[Data entries for graphics]
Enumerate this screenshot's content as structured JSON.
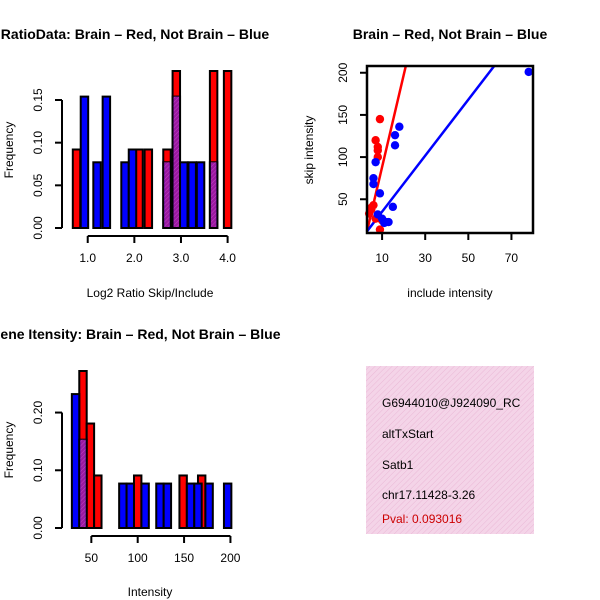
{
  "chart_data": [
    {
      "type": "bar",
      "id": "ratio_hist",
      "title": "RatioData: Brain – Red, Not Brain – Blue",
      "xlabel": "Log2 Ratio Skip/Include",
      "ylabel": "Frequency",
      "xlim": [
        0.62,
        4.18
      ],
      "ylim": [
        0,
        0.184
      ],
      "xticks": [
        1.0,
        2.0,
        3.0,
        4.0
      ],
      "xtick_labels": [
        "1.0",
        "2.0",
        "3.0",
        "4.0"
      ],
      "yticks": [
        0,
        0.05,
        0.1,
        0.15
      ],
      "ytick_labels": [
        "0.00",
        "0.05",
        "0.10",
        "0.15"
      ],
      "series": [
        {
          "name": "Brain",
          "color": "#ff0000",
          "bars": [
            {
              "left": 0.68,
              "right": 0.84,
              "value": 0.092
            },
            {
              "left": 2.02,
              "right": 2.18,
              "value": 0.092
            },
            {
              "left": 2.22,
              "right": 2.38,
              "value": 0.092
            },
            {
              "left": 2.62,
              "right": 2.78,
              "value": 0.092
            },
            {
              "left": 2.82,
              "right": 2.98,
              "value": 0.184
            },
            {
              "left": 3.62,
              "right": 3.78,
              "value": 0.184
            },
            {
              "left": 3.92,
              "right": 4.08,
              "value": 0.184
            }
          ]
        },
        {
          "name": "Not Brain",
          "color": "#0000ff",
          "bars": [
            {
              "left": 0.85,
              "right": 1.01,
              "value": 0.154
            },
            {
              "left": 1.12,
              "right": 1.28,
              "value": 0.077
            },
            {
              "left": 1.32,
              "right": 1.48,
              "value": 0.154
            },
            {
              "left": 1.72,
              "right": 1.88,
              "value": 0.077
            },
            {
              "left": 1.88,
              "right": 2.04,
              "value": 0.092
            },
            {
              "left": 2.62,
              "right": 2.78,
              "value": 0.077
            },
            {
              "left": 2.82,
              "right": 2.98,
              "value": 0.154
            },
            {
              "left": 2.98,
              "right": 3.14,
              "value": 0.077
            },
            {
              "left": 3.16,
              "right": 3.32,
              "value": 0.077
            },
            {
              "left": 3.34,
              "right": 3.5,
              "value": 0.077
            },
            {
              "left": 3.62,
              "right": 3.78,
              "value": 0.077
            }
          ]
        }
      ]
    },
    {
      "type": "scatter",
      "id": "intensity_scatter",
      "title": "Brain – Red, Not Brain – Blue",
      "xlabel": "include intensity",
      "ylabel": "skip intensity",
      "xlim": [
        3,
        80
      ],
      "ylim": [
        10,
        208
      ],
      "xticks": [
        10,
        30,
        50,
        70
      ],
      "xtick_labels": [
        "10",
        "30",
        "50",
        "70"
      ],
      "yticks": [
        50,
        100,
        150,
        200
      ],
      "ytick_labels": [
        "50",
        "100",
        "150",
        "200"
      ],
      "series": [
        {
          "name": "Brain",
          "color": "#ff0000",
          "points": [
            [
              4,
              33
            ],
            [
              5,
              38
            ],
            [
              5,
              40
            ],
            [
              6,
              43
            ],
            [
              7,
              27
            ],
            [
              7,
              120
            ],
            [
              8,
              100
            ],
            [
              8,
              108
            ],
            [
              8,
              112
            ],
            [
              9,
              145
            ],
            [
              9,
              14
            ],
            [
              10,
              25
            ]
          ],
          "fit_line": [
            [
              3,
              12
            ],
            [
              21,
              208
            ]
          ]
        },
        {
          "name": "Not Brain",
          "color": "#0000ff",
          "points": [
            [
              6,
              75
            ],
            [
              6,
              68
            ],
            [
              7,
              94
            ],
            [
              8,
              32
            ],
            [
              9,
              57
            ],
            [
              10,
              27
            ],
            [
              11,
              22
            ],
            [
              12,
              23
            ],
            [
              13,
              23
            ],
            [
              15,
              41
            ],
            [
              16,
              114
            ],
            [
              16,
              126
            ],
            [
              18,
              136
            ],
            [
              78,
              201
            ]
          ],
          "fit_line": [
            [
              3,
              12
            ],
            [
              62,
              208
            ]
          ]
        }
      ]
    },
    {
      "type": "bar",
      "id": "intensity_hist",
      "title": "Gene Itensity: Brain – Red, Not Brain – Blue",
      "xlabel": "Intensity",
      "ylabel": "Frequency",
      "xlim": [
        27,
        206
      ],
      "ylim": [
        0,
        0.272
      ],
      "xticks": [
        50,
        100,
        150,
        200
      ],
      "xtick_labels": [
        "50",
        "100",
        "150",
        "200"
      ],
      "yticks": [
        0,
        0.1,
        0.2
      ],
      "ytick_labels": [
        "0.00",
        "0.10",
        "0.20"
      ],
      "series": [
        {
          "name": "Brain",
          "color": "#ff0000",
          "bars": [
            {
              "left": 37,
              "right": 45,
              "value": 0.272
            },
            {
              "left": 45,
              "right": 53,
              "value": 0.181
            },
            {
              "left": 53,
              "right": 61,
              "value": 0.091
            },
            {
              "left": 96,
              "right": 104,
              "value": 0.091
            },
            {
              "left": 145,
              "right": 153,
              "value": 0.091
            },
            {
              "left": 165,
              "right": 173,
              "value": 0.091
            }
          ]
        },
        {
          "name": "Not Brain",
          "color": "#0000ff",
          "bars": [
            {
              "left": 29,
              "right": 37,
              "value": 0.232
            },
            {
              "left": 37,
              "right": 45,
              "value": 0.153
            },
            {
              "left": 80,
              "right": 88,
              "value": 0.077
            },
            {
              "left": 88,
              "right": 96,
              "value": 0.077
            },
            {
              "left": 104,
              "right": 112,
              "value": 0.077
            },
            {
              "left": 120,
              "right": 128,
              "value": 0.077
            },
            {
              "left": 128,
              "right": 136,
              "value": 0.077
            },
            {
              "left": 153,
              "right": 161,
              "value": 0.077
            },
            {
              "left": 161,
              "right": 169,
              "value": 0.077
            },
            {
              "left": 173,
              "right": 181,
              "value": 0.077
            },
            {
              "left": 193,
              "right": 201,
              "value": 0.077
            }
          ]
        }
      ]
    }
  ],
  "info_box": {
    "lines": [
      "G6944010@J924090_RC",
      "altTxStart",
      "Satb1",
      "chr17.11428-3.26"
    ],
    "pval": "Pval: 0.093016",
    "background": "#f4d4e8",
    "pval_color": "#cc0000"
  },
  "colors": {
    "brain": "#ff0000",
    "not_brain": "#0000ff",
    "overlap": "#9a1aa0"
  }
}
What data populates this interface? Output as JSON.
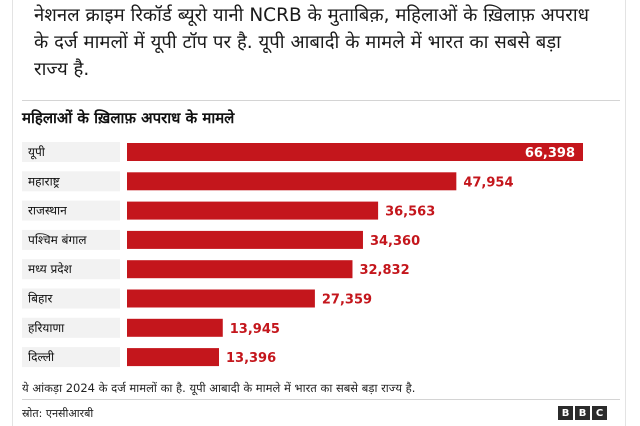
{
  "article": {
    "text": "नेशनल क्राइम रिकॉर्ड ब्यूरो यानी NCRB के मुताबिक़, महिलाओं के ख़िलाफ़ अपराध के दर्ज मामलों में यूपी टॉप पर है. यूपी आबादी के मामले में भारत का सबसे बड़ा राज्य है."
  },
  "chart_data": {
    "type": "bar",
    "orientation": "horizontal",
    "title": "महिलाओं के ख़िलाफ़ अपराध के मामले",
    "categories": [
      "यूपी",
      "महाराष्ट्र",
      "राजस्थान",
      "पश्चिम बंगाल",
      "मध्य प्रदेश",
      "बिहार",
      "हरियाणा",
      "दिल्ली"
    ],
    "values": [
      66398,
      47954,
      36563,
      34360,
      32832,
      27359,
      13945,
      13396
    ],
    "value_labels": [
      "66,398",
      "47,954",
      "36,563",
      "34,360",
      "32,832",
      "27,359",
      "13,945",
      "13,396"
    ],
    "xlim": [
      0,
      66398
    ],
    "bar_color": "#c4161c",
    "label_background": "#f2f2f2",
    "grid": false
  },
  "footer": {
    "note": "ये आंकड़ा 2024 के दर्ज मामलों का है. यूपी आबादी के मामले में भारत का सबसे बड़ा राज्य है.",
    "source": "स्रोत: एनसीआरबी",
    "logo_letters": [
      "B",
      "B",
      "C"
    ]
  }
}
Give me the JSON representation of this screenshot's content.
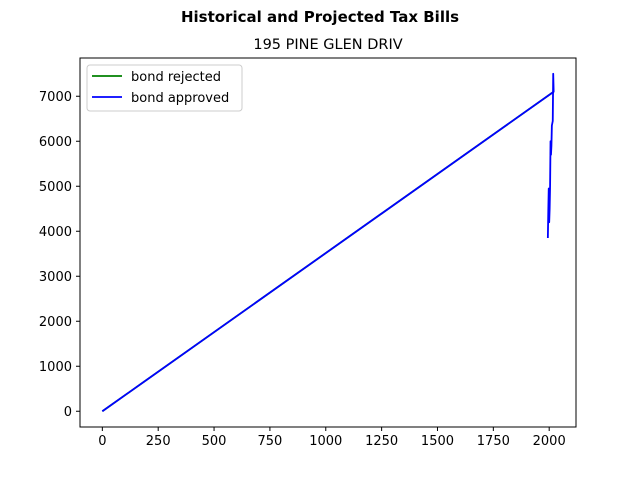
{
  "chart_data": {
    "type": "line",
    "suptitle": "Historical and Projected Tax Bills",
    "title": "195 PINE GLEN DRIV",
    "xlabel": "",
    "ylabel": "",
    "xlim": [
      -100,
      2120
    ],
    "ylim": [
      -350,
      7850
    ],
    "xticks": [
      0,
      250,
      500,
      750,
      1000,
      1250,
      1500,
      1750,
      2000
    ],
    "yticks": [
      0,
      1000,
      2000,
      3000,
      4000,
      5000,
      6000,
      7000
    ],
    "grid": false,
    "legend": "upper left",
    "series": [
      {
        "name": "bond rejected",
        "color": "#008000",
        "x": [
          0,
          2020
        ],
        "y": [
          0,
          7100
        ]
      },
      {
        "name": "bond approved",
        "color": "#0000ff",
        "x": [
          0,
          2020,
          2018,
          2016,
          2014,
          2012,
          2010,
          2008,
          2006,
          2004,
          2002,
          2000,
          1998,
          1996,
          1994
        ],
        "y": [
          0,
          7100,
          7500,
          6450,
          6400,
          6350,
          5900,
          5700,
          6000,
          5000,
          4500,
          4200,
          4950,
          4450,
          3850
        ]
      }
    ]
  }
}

_Stated goal_
Look through the records and count each line that holds "this". Write only the total.

_Exercise result_
3